**Data for the task:**
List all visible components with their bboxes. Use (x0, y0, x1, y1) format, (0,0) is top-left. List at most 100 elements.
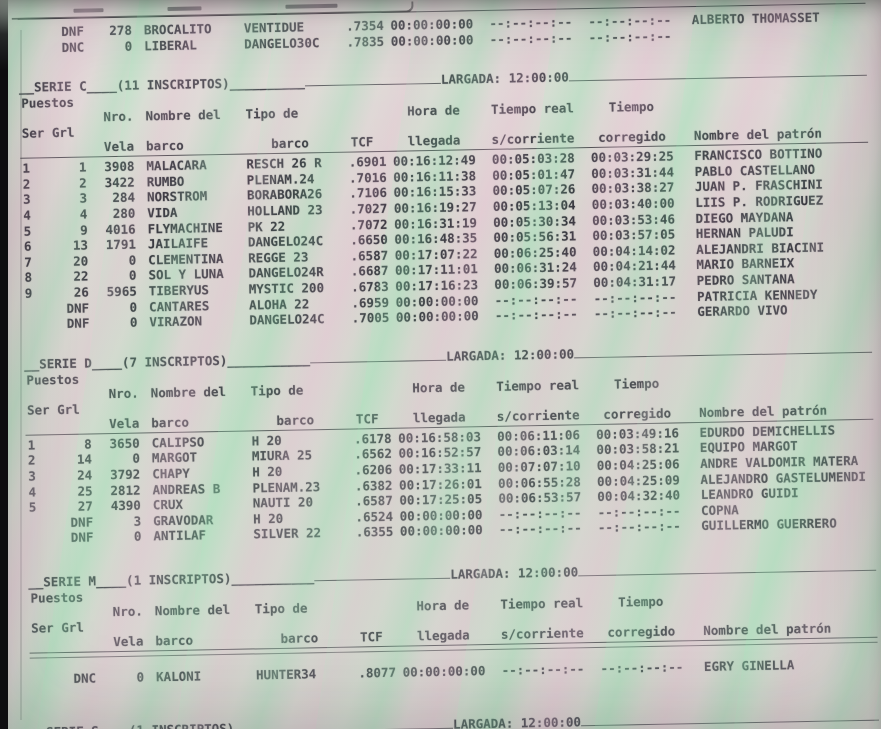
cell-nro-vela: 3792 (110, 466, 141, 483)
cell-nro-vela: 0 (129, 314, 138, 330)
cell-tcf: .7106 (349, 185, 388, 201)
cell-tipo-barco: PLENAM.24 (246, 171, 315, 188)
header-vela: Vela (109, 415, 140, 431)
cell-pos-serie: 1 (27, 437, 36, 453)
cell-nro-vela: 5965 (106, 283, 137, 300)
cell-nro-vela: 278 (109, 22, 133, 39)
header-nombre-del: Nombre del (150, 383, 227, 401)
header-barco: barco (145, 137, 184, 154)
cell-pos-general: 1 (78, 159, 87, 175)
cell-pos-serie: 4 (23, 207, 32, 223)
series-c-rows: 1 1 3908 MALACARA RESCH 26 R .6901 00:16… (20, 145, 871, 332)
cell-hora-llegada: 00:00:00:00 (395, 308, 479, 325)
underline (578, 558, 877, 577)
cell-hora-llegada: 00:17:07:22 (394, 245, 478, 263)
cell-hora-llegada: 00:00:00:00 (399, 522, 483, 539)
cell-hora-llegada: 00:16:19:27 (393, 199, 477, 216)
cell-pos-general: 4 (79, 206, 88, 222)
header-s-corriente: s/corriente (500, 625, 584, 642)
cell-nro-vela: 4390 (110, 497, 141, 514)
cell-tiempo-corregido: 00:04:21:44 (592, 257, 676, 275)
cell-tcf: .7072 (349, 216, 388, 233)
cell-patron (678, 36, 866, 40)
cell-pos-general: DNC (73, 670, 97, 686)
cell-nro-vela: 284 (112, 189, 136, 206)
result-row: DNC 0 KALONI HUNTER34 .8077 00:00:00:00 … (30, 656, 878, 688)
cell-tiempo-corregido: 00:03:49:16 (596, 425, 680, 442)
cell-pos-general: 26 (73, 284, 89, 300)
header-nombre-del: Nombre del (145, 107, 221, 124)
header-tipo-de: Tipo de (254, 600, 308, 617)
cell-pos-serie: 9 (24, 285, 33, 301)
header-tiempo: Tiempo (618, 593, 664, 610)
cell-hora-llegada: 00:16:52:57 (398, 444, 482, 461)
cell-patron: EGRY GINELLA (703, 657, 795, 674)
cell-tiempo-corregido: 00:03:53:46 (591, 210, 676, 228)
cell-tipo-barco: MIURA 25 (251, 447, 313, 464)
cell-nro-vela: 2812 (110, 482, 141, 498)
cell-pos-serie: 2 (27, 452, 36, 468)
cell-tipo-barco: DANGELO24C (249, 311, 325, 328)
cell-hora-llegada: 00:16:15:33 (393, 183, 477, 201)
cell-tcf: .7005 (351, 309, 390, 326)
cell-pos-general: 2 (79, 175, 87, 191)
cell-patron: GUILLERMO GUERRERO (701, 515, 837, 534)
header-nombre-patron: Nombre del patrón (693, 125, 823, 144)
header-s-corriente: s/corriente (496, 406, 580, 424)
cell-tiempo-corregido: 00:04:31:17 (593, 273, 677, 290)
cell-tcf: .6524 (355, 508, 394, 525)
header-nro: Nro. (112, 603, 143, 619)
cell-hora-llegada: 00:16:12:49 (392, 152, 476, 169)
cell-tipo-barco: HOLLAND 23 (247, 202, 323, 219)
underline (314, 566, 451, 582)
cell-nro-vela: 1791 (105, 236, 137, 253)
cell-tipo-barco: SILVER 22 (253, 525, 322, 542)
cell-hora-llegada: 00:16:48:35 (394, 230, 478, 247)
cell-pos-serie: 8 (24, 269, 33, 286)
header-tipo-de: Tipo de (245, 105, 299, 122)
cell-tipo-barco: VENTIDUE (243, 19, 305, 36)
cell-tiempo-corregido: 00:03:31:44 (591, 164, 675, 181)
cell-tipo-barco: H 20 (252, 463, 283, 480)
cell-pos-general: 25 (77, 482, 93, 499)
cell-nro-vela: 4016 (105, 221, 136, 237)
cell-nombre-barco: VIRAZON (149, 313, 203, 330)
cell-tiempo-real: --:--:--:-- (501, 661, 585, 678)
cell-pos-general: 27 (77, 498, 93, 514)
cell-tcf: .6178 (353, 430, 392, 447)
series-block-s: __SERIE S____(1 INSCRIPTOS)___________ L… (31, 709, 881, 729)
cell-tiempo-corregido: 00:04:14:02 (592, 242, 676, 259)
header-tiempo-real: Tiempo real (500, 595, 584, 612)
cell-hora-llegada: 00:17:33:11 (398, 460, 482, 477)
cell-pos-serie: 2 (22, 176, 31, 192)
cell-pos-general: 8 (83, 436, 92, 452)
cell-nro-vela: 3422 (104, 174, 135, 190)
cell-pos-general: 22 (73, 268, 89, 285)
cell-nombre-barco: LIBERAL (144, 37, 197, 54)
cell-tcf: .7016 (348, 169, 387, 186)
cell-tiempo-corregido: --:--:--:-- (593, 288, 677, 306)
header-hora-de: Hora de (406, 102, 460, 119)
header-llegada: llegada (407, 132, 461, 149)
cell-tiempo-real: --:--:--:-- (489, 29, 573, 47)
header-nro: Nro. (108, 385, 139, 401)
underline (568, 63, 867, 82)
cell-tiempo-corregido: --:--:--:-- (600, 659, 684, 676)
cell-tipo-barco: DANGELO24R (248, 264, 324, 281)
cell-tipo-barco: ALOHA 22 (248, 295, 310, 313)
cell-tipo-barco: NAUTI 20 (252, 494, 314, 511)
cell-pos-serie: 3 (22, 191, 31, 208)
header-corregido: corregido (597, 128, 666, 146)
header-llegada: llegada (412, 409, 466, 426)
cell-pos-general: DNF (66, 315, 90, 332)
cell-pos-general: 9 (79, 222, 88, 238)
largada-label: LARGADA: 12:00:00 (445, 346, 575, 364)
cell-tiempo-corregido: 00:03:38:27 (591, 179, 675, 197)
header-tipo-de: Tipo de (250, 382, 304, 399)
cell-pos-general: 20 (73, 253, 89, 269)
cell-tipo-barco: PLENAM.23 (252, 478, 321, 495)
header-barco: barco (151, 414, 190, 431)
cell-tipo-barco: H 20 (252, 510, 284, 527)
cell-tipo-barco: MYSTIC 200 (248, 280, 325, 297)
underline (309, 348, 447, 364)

---

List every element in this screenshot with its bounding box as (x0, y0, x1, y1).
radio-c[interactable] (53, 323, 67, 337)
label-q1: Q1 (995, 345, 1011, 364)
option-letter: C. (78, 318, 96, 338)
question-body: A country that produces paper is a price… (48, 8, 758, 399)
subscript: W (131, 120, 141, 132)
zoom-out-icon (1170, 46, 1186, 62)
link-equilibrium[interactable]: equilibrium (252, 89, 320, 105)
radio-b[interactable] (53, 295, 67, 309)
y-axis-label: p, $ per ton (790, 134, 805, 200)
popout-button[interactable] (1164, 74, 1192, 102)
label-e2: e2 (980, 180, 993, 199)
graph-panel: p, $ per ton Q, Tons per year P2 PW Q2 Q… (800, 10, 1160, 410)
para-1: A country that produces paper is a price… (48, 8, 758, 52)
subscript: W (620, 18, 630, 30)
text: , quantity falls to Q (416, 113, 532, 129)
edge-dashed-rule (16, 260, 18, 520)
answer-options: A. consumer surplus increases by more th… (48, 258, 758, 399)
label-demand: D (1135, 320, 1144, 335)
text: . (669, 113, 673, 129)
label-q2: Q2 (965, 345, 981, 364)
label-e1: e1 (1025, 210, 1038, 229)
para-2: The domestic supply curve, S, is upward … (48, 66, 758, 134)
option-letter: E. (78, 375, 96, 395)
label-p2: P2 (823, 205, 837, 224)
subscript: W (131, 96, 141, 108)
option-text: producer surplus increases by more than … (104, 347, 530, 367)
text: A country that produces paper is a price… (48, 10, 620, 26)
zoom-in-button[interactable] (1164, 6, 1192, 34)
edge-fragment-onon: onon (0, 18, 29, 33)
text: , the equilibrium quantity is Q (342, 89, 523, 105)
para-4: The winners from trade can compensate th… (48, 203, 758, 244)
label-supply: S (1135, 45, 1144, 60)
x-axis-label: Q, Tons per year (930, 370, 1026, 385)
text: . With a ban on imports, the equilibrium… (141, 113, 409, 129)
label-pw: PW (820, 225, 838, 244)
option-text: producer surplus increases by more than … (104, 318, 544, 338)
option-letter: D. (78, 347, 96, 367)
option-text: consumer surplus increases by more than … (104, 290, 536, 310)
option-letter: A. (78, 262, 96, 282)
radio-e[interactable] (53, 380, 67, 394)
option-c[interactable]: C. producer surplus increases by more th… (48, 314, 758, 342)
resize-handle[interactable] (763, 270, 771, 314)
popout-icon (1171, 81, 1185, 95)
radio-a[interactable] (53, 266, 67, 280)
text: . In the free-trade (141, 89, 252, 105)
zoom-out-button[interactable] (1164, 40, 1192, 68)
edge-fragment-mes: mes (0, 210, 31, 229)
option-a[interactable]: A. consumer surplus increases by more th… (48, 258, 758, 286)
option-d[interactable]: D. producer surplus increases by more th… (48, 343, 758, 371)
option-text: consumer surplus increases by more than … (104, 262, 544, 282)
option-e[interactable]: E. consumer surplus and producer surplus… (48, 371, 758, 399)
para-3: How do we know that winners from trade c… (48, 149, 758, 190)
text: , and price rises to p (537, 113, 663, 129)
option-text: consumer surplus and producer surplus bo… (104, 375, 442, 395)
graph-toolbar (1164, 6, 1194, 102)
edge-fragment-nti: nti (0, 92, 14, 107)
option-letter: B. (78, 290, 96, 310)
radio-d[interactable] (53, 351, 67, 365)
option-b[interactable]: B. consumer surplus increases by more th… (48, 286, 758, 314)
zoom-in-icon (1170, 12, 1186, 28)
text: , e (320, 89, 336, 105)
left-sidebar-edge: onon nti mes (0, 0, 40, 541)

**Task directions:** Copy the items from the line containing "cell-nro-vela: 3792 (110, 466, 141, 483)" through the line containing "header-nro: Nro. (112, 603, 143, 619)", reproducing each line without changes.

**Response to the exercise:**
cell-nro-vela: 3792 (110, 466, 141, 483)
cell-nro-vela: 0 (129, 314, 138, 330)
cell-tcf: .7106 (349, 185, 388, 201)
cell-tipo-barco: PLENAM.24 (246, 171, 315, 188)
header-vela: Vela (109, 415, 140, 431)
cell-pos-serie: 1 (27, 437, 36, 453)
cell-nro-vela: 5965 (106, 283, 137, 300)
cell-nro-vela: 278 (109, 22, 133, 39)
header-nombre-del: Nombre del (150, 383, 227, 401)
header-barco: barco (145, 137, 184, 154)
cell-pos-general: 1 (78, 159, 87, 175)
cell-pos-serie: 4 (23, 207, 32, 223)
series-c-rows: 1 1 3908 MALACARA RESCH 26 R .6901 00:16… (20, 145, 871, 332)
cell-hora-llegada: 00:00:00:00 (395, 308, 479, 325)
underline (578, 558, 877, 577)
cell-hora-llegada: 00:17:07:22 (394, 245, 478, 263)
cell-hora-llegada: 00:00:00:00 (399, 522, 483, 539)
cell-hora-llegada: 00:16:19:27 (393, 199, 477, 216)
cell-pos-general: 4 (79, 206, 88, 222)
header-s-corriente: s/corriente (500, 625, 584, 642)
cell-nro-vela: 4390 (110, 497, 141, 514)
cell-tiempo-corregido: 00:04:21:44 (592, 257, 676, 275)
cell-tcf: .7072 (349, 216, 388, 233)
cell-patron (678, 36, 866, 40)
cell-pos-general: DNC (73, 670, 97, 686)
cell-nro-vela: 284 (112, 189, 136, 206)
result-row: DNC 0 KALONI HUNTER34 .8077 00:00:00:00 … (30, 656, 878, 688)
cell-tiempo-corregido: 00:03:49:16 (596, 425, 680, 442)
cell-pos-general: 26 (73, 284, 89, 300)
header-nombre-del: Nombre del (145, 107, 221, 124)
header-tipo-de: Tipo de (254, 600, 308, 617)
cell-pos-serie: 9 (24, 285, 33, 301)
header-tiempo: Tiempo (618, 593, 664, 610)
cell-hora-llegada: 00:16:52:57 (398, 444, 482, 461)
cell-patron: EGRY GINELLA (703, 657, 795, 674)
cell-tiempo-corregido: 00:03:53:46 (591, 210, 676, 228)
cell-tipo-barco: MIURA 25 (251, 447, 313, 464)
cell-nro-vela: 2812 (110, 482, 141, 498)
cell-pos-serie: 2 (27, 452, 36, 468)
cell-tipo-barco: DANGELO24C (249, 311, 325, 328)
cell-hora-llegada: 00:16:15:33 (393, 183, 477, 201)
cell-tcf: .7005 (351, 309, 390, 326)
cell-pos-general: 2 (79, 175, 87, 191)
cell-patron: GUILLERMO GUERRERO (701, 515, 837, 534)
header-nombre-patron: Nombre del patrón (693, 125, 823, 144)
header-s-corriente: s/corriente (496, 406, 580, 424)
cell-tiempo-corregido: 00:04:31:17 (593, 273, 677, 290)
cell-tcf: .6524 (355, 508, 394, 525)
header-nro: Nro. (112, 603, 143, 619)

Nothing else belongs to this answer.